── SUPPLIED DATA ──

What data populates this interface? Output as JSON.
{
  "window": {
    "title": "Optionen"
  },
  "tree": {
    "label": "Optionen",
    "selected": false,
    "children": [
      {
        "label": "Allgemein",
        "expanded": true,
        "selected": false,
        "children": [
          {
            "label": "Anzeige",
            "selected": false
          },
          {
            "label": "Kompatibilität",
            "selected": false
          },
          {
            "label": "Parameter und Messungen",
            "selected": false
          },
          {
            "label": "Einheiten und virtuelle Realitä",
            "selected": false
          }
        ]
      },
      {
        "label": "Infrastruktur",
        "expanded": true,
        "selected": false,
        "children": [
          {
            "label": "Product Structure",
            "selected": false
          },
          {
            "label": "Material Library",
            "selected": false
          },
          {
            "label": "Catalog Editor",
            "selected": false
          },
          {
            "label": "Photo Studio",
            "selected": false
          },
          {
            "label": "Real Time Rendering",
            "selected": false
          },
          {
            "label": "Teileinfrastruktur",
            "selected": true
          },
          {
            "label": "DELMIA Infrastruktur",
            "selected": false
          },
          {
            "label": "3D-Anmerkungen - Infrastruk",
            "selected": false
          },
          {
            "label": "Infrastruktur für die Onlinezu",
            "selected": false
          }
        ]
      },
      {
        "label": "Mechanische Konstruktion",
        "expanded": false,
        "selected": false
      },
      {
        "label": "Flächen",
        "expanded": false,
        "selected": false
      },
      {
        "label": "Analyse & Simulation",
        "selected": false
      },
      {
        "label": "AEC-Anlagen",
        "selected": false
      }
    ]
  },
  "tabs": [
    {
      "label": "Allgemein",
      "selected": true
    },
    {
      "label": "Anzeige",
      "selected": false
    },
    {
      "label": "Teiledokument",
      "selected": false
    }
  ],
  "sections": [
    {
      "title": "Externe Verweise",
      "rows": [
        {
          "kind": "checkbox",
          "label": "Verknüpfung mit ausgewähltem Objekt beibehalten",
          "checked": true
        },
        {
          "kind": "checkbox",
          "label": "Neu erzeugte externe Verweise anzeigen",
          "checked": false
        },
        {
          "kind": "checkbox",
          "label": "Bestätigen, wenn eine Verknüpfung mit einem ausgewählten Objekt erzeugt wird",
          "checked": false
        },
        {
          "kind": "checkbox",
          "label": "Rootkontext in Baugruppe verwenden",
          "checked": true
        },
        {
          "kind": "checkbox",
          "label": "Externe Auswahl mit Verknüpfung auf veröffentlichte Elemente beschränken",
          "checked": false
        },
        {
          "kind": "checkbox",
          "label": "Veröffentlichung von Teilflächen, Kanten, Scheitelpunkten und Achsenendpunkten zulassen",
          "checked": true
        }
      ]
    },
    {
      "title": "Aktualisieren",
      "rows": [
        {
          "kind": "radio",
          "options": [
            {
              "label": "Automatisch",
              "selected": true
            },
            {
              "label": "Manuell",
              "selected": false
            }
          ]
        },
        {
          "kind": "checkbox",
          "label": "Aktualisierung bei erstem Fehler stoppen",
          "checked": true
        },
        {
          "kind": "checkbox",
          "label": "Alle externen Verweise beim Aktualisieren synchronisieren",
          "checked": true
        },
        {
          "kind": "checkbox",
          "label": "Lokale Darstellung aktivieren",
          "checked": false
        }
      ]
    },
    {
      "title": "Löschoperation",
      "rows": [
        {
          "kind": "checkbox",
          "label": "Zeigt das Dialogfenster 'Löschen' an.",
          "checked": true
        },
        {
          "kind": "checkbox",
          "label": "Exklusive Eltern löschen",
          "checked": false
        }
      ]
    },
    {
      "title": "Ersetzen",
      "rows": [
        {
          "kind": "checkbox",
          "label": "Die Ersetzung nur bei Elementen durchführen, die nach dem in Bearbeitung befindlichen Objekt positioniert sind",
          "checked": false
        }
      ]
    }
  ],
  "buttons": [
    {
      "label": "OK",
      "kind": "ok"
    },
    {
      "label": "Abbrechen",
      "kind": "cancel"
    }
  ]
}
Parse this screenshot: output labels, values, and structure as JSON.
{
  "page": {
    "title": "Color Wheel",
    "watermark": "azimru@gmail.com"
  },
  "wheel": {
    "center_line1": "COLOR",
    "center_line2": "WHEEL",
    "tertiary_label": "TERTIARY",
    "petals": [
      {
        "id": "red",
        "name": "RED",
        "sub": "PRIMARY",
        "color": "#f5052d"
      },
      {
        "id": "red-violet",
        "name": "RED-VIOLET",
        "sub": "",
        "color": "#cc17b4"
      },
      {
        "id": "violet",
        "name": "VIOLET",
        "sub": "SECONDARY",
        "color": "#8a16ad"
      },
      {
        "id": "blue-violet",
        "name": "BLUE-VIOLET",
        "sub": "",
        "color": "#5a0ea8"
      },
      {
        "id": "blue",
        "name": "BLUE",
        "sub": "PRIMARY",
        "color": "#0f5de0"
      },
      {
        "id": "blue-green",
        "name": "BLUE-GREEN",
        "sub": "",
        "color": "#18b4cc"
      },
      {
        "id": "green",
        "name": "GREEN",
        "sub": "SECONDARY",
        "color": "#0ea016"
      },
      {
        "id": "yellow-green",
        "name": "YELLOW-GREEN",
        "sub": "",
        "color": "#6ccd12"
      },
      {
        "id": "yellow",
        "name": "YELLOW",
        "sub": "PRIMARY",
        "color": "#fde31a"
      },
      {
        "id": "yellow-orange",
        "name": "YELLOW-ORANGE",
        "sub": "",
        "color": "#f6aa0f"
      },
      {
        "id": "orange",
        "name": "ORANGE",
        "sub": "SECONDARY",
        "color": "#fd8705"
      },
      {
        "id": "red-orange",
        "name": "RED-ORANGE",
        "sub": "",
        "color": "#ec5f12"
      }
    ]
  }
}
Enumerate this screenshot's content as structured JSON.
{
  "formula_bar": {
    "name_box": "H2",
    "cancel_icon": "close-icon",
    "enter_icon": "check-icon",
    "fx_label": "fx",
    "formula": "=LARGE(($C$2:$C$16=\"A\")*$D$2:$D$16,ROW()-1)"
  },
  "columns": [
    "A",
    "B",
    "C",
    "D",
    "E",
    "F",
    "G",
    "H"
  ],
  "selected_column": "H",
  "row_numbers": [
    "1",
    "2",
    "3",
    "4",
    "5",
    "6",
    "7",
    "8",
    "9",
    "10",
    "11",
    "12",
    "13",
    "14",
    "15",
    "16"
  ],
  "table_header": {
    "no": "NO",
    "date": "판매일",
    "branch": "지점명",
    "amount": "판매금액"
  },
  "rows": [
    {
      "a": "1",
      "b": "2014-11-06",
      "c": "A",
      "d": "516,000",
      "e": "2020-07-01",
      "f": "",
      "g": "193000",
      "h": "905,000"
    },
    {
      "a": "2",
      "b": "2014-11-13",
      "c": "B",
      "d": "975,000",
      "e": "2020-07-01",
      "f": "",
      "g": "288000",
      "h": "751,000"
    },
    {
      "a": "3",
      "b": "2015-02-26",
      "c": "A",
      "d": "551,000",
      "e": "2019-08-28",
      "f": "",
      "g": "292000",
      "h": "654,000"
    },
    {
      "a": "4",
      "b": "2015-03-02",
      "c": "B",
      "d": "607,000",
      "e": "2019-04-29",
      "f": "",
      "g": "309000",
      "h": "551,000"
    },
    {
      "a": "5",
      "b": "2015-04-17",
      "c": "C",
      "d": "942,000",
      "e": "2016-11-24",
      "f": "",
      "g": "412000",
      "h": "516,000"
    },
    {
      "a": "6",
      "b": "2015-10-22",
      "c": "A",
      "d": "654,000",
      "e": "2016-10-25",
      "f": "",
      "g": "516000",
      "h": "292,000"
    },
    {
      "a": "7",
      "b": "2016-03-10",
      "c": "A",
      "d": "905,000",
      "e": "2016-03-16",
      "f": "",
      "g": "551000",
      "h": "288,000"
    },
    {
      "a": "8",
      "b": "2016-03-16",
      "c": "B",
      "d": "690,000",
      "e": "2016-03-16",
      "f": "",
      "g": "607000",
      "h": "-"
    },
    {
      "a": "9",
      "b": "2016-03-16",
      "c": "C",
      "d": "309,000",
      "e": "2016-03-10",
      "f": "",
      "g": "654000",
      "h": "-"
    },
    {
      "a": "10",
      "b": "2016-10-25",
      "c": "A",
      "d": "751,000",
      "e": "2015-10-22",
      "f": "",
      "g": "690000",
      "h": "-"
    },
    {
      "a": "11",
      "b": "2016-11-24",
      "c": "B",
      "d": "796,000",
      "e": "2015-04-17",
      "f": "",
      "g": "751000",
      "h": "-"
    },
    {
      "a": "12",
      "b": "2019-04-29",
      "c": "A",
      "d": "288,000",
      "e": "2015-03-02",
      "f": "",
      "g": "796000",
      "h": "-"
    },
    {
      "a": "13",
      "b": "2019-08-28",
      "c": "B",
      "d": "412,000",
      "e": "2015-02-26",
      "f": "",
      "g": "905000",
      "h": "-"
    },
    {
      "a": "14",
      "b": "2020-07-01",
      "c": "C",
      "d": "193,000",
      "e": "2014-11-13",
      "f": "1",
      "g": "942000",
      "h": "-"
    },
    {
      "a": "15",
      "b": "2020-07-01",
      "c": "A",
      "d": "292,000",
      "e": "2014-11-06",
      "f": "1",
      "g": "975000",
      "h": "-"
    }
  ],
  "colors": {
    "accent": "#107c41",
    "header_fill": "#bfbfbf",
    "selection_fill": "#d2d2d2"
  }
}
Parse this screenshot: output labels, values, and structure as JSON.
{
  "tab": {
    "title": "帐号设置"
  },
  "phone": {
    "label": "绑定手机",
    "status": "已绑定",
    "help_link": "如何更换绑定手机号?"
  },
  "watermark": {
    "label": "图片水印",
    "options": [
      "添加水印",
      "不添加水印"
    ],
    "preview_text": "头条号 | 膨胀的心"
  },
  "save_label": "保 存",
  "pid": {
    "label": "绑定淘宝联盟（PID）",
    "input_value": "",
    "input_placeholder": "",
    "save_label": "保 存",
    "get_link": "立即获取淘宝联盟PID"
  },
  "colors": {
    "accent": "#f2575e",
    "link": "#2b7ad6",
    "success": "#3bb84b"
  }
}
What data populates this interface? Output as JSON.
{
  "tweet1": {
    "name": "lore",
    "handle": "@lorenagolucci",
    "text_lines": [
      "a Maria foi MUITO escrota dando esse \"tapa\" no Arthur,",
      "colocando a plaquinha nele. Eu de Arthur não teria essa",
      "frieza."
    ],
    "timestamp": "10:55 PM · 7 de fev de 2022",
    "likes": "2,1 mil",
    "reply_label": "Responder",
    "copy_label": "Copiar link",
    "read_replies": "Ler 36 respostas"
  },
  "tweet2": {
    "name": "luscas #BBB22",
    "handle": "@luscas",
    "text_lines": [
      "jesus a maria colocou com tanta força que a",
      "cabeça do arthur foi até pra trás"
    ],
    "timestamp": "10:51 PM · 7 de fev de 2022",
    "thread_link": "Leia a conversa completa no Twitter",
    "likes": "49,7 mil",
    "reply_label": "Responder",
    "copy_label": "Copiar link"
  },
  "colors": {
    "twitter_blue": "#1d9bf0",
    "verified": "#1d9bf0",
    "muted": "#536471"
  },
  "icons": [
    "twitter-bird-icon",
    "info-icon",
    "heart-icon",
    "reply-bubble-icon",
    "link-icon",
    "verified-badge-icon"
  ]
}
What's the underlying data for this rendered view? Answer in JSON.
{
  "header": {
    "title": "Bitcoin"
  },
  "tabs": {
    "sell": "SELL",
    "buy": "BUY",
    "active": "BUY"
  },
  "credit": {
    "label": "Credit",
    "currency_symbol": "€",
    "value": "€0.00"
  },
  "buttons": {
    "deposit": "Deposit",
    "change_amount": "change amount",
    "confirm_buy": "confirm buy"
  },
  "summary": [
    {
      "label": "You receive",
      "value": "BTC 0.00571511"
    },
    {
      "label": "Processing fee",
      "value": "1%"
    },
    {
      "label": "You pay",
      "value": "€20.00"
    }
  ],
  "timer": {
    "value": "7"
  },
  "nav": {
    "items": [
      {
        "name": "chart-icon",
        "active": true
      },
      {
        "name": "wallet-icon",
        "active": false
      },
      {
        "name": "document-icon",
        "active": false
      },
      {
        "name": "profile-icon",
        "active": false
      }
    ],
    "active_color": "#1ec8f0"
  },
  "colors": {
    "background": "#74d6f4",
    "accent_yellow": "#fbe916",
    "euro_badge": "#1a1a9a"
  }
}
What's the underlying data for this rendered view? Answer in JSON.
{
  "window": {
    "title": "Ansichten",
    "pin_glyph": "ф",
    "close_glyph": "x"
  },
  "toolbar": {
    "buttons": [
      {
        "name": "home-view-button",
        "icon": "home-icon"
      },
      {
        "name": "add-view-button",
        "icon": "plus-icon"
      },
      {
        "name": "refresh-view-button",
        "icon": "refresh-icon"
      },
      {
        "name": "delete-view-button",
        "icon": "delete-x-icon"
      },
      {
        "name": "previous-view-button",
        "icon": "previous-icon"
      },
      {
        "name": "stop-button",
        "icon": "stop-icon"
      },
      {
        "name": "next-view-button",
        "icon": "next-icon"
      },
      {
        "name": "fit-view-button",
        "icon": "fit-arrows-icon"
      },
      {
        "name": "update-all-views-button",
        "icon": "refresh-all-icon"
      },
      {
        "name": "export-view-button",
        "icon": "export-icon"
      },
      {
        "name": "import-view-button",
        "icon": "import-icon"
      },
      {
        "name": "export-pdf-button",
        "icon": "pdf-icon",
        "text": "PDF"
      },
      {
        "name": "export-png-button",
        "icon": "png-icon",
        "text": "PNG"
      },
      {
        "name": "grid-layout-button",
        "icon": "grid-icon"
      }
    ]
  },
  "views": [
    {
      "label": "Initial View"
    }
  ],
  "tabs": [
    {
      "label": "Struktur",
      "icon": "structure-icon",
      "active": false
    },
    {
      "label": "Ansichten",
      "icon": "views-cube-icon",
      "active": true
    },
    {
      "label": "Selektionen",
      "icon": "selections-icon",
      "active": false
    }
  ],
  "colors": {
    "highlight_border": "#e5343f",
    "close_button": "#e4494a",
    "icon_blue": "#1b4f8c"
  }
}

───

STATED GOAL:
From the listing above, pick out each line where the word "timestamp" appears.

TASK SOLUTION:
    "timestamp": "10:55 PM · 7 de fev de 2022",
    "timestamp": "10:51 PM · 7 de fev de 2022",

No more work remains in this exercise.